• [Task to complete]
The listing below is the input. Say how many of its lines contain "DISTRICT", giving the number alone.

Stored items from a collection
•••
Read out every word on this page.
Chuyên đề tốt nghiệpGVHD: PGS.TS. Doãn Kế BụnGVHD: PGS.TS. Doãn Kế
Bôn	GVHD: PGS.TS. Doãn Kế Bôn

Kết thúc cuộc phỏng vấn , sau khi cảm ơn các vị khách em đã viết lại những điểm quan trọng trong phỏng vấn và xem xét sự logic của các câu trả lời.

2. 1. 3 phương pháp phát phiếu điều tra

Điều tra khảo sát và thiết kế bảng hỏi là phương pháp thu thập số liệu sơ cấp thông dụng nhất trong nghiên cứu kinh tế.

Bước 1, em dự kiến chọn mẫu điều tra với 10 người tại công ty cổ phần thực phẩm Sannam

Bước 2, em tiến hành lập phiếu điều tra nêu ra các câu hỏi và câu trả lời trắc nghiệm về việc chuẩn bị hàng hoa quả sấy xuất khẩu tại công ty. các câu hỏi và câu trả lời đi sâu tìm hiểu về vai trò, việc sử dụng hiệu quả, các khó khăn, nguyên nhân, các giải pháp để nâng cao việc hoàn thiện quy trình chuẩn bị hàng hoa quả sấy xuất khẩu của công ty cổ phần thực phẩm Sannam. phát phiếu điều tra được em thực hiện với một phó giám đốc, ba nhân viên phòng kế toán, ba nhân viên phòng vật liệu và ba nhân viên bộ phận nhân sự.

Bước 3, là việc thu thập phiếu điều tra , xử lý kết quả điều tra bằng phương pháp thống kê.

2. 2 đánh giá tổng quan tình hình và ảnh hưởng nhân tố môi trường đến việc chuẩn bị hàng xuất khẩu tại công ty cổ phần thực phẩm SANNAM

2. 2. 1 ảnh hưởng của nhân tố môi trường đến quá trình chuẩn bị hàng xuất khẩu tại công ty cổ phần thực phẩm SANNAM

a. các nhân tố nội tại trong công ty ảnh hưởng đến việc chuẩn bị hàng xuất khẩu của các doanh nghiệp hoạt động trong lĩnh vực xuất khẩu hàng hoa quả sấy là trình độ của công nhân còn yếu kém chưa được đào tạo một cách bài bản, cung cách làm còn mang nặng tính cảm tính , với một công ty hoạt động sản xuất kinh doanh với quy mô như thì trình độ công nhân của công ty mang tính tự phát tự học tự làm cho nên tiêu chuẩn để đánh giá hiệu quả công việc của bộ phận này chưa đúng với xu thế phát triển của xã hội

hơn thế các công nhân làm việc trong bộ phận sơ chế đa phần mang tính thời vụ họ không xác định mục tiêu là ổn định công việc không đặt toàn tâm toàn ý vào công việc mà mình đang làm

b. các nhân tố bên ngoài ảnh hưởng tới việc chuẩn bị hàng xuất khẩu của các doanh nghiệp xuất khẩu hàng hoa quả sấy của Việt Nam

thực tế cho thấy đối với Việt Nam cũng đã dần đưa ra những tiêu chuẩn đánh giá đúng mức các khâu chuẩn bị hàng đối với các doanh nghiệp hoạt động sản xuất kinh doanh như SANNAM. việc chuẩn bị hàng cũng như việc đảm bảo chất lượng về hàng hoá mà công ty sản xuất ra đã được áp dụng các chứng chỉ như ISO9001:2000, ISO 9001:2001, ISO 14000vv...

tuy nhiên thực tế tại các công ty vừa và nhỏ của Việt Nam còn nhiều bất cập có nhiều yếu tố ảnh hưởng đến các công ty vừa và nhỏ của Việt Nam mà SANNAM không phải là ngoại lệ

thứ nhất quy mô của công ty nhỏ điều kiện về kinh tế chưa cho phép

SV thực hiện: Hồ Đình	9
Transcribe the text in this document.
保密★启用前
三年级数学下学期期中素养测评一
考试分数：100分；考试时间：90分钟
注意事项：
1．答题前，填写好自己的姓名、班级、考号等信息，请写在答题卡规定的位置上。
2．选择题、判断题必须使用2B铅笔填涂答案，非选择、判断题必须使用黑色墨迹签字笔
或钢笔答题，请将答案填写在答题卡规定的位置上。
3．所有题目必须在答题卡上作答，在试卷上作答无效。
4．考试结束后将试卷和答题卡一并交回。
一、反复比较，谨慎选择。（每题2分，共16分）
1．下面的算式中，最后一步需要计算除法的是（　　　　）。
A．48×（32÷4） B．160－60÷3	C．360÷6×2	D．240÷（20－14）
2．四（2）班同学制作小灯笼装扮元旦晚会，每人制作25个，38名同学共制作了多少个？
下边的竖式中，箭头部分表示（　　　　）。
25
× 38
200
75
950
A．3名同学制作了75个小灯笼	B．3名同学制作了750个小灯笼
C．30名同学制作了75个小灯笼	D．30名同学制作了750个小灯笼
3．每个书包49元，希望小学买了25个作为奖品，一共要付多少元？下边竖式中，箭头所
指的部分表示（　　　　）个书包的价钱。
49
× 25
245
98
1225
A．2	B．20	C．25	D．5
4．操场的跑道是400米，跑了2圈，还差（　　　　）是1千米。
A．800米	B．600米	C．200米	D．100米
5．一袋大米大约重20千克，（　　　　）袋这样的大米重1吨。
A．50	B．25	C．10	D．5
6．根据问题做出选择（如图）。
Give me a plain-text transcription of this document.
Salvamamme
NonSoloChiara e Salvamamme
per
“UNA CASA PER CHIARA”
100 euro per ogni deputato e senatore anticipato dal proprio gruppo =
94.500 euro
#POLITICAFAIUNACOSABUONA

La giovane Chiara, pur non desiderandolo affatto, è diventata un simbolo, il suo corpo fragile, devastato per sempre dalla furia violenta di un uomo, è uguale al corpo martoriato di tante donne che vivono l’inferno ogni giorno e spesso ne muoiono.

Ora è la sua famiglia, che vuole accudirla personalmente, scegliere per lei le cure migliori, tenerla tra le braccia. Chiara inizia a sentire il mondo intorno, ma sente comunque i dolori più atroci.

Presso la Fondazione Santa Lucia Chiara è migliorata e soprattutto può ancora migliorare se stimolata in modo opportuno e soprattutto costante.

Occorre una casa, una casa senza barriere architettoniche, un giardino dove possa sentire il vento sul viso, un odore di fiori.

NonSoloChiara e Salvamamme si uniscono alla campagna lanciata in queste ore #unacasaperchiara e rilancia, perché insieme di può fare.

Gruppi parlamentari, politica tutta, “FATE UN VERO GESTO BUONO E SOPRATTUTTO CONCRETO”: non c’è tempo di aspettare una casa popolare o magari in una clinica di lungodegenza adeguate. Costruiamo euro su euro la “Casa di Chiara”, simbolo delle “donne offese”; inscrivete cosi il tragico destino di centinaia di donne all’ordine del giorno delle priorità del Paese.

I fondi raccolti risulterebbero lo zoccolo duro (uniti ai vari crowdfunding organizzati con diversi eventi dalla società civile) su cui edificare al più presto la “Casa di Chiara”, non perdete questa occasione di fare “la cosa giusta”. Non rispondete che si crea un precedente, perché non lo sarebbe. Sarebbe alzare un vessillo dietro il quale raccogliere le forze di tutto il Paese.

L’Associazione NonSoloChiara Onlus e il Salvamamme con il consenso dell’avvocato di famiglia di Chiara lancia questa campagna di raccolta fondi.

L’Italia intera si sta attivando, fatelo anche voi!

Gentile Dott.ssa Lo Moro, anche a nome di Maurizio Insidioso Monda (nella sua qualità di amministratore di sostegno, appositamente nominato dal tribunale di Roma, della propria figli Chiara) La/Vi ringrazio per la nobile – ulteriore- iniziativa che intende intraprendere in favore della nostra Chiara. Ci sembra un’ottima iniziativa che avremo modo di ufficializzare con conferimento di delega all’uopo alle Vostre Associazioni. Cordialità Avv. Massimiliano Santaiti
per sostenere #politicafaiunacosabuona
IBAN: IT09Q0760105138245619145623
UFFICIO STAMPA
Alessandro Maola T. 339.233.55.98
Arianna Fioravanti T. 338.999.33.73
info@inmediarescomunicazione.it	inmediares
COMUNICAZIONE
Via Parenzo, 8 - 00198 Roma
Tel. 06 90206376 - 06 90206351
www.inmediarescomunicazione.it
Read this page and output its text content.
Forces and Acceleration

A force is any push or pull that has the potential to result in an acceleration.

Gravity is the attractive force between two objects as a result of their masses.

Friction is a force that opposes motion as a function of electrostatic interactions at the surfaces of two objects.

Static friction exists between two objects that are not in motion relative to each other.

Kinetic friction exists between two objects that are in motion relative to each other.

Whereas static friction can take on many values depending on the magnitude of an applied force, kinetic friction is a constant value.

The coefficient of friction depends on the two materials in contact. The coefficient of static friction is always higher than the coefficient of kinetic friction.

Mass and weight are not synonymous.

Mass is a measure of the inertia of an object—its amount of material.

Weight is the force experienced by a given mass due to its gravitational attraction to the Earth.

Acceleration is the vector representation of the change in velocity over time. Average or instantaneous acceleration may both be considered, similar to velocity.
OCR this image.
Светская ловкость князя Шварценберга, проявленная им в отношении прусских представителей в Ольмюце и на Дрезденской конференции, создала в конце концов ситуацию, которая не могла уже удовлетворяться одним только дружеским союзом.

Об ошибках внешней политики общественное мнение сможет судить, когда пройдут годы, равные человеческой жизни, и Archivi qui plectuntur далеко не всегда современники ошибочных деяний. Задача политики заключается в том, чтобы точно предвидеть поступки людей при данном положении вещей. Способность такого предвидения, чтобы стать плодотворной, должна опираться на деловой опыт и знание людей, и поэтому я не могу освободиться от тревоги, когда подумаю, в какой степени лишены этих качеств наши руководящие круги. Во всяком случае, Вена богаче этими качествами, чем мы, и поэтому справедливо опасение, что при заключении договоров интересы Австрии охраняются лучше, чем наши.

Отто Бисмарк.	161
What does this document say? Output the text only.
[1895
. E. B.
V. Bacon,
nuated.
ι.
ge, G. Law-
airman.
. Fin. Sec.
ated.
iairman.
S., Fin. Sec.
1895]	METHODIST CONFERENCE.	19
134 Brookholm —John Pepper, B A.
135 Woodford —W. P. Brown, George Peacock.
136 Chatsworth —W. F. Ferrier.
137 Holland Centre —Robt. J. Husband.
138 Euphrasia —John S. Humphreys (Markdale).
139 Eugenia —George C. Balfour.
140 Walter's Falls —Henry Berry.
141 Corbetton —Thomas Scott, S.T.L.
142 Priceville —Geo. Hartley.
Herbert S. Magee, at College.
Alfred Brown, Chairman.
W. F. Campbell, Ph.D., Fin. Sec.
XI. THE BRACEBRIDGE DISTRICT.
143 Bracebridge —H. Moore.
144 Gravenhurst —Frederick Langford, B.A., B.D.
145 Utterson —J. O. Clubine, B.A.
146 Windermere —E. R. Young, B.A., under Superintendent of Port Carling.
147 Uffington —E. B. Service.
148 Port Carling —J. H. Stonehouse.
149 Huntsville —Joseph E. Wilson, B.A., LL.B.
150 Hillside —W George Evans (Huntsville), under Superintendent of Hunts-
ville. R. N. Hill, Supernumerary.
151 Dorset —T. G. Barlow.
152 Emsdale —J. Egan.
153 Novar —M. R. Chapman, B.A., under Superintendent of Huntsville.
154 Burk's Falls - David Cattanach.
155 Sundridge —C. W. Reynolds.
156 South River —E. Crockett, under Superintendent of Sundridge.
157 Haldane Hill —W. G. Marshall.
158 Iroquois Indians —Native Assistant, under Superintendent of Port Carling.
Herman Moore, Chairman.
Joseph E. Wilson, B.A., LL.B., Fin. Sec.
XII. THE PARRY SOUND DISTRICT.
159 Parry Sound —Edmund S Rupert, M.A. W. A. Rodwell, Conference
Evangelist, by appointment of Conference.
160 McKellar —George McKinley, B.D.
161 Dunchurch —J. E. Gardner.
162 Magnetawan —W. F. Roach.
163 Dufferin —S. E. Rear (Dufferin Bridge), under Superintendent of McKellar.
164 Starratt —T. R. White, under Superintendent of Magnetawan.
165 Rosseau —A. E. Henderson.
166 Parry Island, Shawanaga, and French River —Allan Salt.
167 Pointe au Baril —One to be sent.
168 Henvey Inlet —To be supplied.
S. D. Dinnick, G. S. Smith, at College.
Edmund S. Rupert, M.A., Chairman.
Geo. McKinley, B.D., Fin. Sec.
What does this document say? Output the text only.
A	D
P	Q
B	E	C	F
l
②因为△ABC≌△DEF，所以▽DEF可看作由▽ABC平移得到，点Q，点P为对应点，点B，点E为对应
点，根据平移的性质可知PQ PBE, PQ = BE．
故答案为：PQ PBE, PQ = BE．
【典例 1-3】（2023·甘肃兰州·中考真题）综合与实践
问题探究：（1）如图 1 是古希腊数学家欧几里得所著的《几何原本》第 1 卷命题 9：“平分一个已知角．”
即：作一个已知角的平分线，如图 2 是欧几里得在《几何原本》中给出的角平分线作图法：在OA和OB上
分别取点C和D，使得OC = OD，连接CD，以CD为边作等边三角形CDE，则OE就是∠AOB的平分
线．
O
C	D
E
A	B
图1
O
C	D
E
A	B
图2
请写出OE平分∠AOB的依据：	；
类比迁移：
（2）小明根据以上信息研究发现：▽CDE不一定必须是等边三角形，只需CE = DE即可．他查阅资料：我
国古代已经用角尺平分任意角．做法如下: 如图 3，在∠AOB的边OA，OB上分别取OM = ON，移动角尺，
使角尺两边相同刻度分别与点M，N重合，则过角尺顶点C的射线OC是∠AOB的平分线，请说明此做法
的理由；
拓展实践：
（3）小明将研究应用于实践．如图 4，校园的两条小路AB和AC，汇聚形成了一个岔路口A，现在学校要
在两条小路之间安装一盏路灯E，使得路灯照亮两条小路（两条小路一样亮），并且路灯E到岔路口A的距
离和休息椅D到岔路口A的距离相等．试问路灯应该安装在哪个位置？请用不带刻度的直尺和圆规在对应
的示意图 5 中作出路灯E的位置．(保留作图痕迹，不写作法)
•••
• [Exercise answer]
2